TASK 1 — Transcribe the email thread about hugetlbfs tests between "On 07/22/2015 03:30" and "Or vice versa.", inclusive.

** START OF DOCUMENT PASSAGE **

On 07/22/2015 03:30 PM, Andrew Morton wrote:
> On Wed, 22 Jul 2015 15:19:54 -0700 Davidlohr Bueso <dave@...olabs.net> wrote:
>
>>>
>>> I didn't know that libhugetlbfs has tests.  I wonder if that makes
>>> tools/testing/selftests/vm's hugetlbfstest harmful?
>>
>> Why harmful? Redundant, maybe(?).
>
> The presence of the in-kernel tests will cause people to add stuff to
> them when it would be better if they were to apply that effort to
> making libhugetlbfs better.  Or vice versa.
>
> Mike's work is an example.  Someone later makes a change to hugetlbfs, runs
> the kernel selftest and says "yay, everything works", unaware that they
> just broke fallocate support.
>
>> Does anyone even use selftests for
>> hugetlbfs regression testing? Lets see, we also have these:
>>
>> - hugepage-{mmap,shm}.c
>> - map_hugetlb.c
>>
>> There's probably a lot of room for improvement here.

** END OF DOCUMENT PASSAGE **
** START OF THE DATA **

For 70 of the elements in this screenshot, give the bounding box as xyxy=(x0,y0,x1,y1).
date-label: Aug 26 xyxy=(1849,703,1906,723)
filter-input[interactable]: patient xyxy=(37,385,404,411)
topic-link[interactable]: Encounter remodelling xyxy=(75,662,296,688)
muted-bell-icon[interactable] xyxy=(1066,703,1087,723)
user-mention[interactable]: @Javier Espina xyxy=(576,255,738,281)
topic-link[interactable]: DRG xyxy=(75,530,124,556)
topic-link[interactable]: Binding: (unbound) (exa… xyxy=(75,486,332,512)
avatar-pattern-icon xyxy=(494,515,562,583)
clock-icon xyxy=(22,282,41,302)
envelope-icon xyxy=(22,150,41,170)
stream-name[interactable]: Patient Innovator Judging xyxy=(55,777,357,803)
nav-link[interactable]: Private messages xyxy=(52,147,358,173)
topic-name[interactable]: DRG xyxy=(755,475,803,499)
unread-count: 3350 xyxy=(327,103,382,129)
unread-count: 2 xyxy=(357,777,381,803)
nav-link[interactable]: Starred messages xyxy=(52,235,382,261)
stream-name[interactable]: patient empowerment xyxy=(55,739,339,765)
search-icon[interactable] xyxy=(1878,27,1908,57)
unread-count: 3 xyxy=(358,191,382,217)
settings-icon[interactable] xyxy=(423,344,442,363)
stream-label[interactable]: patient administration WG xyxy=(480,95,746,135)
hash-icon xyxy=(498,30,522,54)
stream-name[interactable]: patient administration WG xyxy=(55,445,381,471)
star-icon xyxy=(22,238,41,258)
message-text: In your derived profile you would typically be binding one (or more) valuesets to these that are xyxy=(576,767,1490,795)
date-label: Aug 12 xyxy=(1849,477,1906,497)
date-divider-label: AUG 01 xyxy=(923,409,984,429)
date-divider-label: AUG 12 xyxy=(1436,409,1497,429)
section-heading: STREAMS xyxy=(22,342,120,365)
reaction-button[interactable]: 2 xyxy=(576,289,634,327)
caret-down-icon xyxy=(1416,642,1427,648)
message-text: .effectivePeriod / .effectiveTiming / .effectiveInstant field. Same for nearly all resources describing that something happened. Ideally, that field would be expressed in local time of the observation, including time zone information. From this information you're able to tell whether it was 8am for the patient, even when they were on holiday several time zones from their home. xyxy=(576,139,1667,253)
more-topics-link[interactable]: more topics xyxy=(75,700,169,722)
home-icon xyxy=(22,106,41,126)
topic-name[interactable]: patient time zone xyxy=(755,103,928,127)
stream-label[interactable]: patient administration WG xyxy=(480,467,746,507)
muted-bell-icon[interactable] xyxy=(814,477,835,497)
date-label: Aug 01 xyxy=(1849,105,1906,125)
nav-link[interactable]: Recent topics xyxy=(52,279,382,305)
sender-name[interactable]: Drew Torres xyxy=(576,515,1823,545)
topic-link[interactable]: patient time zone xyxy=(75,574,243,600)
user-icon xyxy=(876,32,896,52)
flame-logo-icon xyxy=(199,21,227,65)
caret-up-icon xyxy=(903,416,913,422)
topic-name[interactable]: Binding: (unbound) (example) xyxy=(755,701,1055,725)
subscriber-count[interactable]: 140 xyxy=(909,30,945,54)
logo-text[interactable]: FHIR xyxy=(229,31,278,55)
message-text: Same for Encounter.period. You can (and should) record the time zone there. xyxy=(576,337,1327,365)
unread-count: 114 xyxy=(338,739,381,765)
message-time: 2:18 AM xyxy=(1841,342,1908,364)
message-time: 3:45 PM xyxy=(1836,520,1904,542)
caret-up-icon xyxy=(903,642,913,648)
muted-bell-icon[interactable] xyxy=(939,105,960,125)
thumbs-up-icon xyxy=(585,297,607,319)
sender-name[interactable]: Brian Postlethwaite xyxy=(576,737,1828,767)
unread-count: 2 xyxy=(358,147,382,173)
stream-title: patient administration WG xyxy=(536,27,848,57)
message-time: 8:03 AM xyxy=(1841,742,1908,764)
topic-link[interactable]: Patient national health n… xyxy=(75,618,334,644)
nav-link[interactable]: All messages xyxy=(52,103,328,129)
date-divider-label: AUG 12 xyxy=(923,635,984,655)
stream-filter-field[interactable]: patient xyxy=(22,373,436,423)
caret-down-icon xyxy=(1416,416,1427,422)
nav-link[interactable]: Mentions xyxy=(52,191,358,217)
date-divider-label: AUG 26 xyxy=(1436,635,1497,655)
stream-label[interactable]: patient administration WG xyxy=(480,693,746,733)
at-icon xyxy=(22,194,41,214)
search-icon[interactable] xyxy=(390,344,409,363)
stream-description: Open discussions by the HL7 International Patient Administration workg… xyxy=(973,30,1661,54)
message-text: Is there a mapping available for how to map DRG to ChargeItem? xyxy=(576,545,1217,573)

** END OF THE DATA **

TASK 2 — Format the data items listing from its first line through the line holding "clock-icon xyxy=(22,282,41,302)", inclusive, as a Markdown table with the columns "Row" and "Line", leaving out any blank lines.

ANSWER 1 —
On 07/22/2015 03:30 PM, Andrew Morton wrote:
> On Wed, 22 Jul 2015 15:19:54 -0700 Davidlohr Bueso <dave@...olabs.net> wrote:
>
>>>
>>> I didn't know that libhugetlbfs has tests.  I wonder if that makes
>>> tools/testing/selftests/vm's hugetlbfstest harmful?
>>
>> Why harmful? Redundant, maybe(?).
>
> The presence of the in-kernel tests will cause people to add stuff to
> them when it would be better if they were to apply that effort to
> making libhugetlbfs better.  Or vice versa.

ANSWER 2 —
| Row | Line |
|---|---|
| 1 | For 70 of the elements in this screenshot, give the bounding box as xyxy=(x0,y0,x1,y1). |
| 2 | date-label: Aug 26 xyxy=(1849,703,1906,723) |
| 3 | filter-input[interactable]: patient xyxy=(37,385,404,411) |
| 4 | topic-link[interactable]: Encounter remodelling xyxy=(75,662,296,688) |
| 5 | muted-bell-icon[interactable] xyxy=(1066,703,1087,723) |
| 6 | user-mention[interactable]: @Javier Espina xyxy=(576,255,738,281) |
| 7 | topic-link[interactable]: DRG xyxy=(75,530,124,556) |
| 8 | topic-link[interactable]: Binding: (unbound) (exa… xyxy=(75,486,332,512) |
| 9 | avatar-pattern-icon xyxy=(494,515,562,583) |
| 10 | clock-icon xyxy=(22,282,41,302) |